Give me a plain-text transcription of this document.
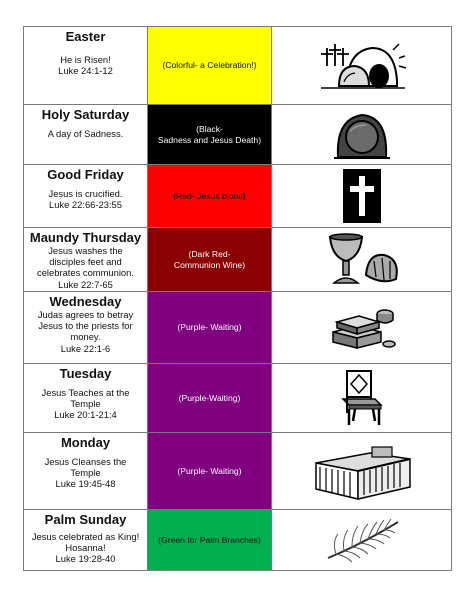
Easter
He is Risen!
Luke 24:1-12
(Colorful- a Celebration!)
Holy Saturday
A day of Sadness.	(Black-
Sadness and Jesus Death)
Good Friday
Jesus is crucified.
Luke 22:66-23:55
(Red- Jesus blood)
Maundy Thursday
Jesus washes the
disciples feet and
celebrates communion.
Luke 22:7-65
(Dark Red-
Communion Wine)
Wednesday
Judas agrees to betray
Jesus to the priests for
money.
Luke 22:1-6
(Purple- Waiting)
Tuesday
Jesus Teaches at the
Temple
Luke 20:1-21:4
(Purple-Waiting)
Monday
Jesus Cleanses the
Temple
Luke 19:45-48
(Purple- Waiting)
Palm Sunday
Jesus celebrated as King!
Hosanna!
Luke 19:28-40
(Green for Palm Branches)
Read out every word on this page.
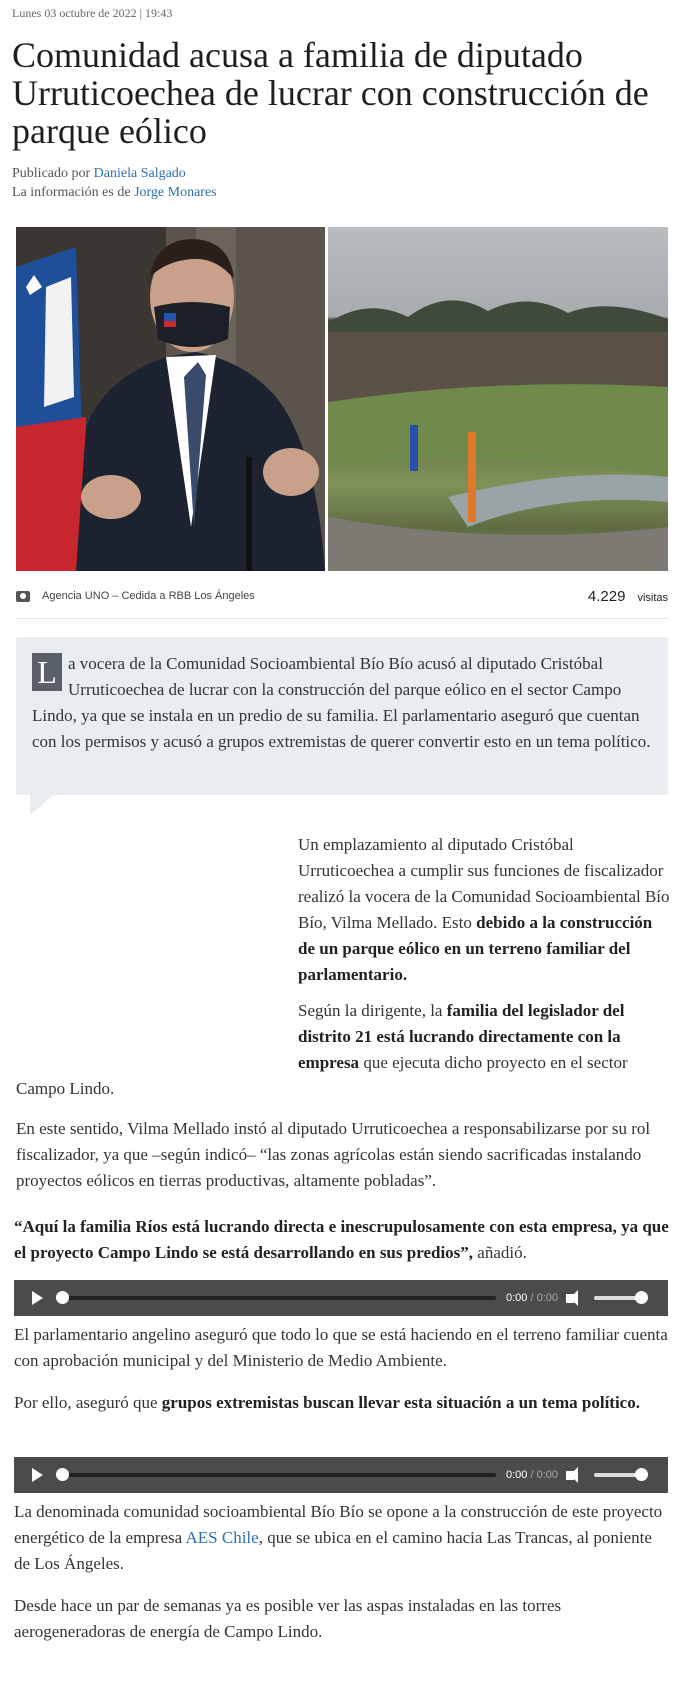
Lunes 03 octubre de 2022 | 19:43
Comunidad acusa a familia de diputado Urruticoechea de lucrar con construcción de parque eólico
Publicado por Daniela Salgado
La información es de Jorge Monares
Agencia UNO – Cedida a RBB Los Ángeles	4.229 visitas

L a vocera de la Comunidad Socioambiental Bío Bío acusó al diputado Cristóbal Urruticoechea de lucrar con la construcción del parque eólico en el sector Campo Lindo, ya que se instala en un predio de su familia. El parlamentario aseguró que cuentan con los permisos y acusó a grupos extremistas de querer convertir esto en un tema político.

Un emplazamiento al diputado Cristóbal Urruticoechea a cumplir sus funciones de fiscalizador realizó la vocera de la Comunidad Socioambiental Bío Bío, Vilma Mellado. Esto debido a la construcción de un parque eólico en un terreno familiar del parlamentario.
Según la dirigente, la familia del legislador del distrito 21 está lucrando directamente con la empresa que ejecuta dicho proyecto en el sector
Campo Lindo.
En este sentido, Vilma Mellado instó al diputado Urruticoechea a responsabilizarse por su rol fiscalizador, ya que –según indicó– “las zonas agrícolas están siendo sacrificadas instalando proyectos eólicos en tierras productivas, altamente pobladas”.
“Aquí la familia Ríos está lucrando directa e inescrupulosamente con esta empresa, ya que el proyecto Campo Lindo se está desarrollando en sus predios”, añadió.
0:00 / 0:00
El parlamentario angelino aseguró que todo lo que se está haciendo en el terreno familiar cuenta con aprobación municipal y del Ministerio de Medio Ambiente.
Por ello, aseguró que grupos extremistas buscan llevar esta situación a un tema político.
0:00 / 0:00
La denominada comunidad socioambiental Bío Bío se opone a la construcción de este proyecto energético de la empresa AES Chile, que se ubica en el camino hacia Las Trancas, al poniente de Los Ángeles.
Desde hace un par de semanas ya es posible ver las aspas instaladas en las torres aerogeneradoras de energía de Campo Lindo.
= = = = =
Exactly as written, return every line of the listing, but not the pictures.

Response →
Give me a plain-text transcription of this document.
Easter
He is Risen!
Luke 24:1-12
(Colorful- a Celebration!)
Holy Saturday
A day of Sadness.	(Black-
Sadness and Jesus Death)
Good Friday
Jesus is crucified.
Luke 22:66-23:55
(Red- Jesus blood)
Maundy Thursday
Jesus washes the
disciples feet and
celebrates communion.
Luke 22:7-65
(Dark Red-
Communion Wine)
Wednesday
Judas agrees to betray
Jesus to the priests for
money.
Luke 22:1-6
(Purple- Waiting)
Tuesday
Jesus Teaches at the
Temple
Luke 20:1-21:4
(Purple-Waiting)
Monday
Jesus Cleanses the
Temple
Luke 19:45-48
(Purple- Waiting)
Palm Sunday
Jesus celebrated as King!
Hosanna!
Luke 19:28-40
(Green for Palm Branches)
Read out every word on this page.
Lunes 03 octubre de 2022 | 19:43
Comunidad acusa a familia de diputado Urruticoechea de lucrar con construcción de parque eólico
Publicado por Daniela Salgado
La información es de Jorge Monares
Agencia UNO – Cedida a RBB Los Ángeles	4.229 visitas

L a vocera de la Comunidad Socioambiental Bío Bío acusó al diputado Cristóbal Urruticoechea de lucrar con la construcción del parque eólico en el sector Campo Lindo, ya que se instala en un predio de su familia. El parlamentario aseguró que cuentan con los permisos y acusó a grupos extremistas de querer convertir esto en un tema político.

Un emplazamiento al diputado Cristóbal Urruticoechea a cumplir sus funciones de fiscalizador realizó la vocera de la Comunidad Socioambiental Bío Bío, Vilma Mellado. Esto debido a la construcción de un parque eólico en un terreno familiar del parlamentario.
Según la dirigente, la familia del legislador del distrito 21 está lucrando directamente con la empresa que ejecuta dicho proyecto en el sector
Campo Lindo.
En este sentido, Vilma Mellado instó al diputado Urruticoechea a responsabilizarse por su rol fiscalizador, ya que –según indicó– “las zonas agrícolas están siendo sacrificadas instalando proyectos eólicos en tierras productivas, altamente pobladas”.
“Aquí la familia Ríos está lucrando directa e inescrupulosamente con esta empresa, ya que el proyecto Campo Lindo se está desarrollando en sus predios”, añadió.
0:00 / 0:00
El parlamentario angelino aseguró que todo lo que se está haciendo en el terreno familiar cuenta con aprobación municipal y del Ministerio de Medio Ambiente.
Por ello, aseguró que grupos extremistas buscan llevar esta situación a un tema político.
0:00 / 0:00
La denominada comunidad socioambiental Bío Bío se opone a la construcción de este proyecto energético de la empresa AES Chile, que se ubica en el camino hacia Las Trancas, al poniente de Los Ángeles.
Desde hace un par de semanas ya es posible ver las aspas instaladas en las torres aerogeneradoras de energía de Campo Lindo.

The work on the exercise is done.